Material provided
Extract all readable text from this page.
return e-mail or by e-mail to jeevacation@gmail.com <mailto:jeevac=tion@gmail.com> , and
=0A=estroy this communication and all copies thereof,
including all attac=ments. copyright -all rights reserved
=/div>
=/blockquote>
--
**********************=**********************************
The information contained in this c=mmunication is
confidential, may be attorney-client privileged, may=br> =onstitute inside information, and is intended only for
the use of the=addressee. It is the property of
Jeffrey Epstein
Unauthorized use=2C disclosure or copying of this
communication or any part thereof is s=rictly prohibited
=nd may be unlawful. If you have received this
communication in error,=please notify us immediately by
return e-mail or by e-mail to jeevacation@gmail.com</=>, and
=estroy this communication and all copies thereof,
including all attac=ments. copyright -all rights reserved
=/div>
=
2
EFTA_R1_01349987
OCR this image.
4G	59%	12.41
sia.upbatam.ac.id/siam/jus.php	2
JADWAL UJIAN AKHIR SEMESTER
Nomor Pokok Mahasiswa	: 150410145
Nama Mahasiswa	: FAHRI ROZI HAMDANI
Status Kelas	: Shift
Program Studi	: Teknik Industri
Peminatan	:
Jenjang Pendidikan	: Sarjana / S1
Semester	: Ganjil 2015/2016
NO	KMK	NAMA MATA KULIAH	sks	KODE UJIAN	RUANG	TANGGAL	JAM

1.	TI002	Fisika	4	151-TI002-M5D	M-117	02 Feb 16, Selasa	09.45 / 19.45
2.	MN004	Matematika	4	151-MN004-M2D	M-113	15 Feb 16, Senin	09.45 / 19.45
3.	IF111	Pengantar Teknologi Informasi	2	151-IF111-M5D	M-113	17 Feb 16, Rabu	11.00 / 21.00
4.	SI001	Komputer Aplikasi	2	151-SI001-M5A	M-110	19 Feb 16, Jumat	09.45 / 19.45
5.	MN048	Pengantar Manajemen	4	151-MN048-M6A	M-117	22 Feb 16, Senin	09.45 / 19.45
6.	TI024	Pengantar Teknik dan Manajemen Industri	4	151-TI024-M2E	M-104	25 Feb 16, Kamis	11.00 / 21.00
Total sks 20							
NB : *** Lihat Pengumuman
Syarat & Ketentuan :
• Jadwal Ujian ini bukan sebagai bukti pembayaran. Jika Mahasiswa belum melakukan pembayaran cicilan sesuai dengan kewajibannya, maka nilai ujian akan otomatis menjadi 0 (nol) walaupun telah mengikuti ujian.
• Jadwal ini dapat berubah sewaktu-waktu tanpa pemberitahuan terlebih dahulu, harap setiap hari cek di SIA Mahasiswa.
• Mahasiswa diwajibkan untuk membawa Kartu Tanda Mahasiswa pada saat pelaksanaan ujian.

Task
State how many lines in the records above contain the word "thereof", giving only the number.

Completed task
3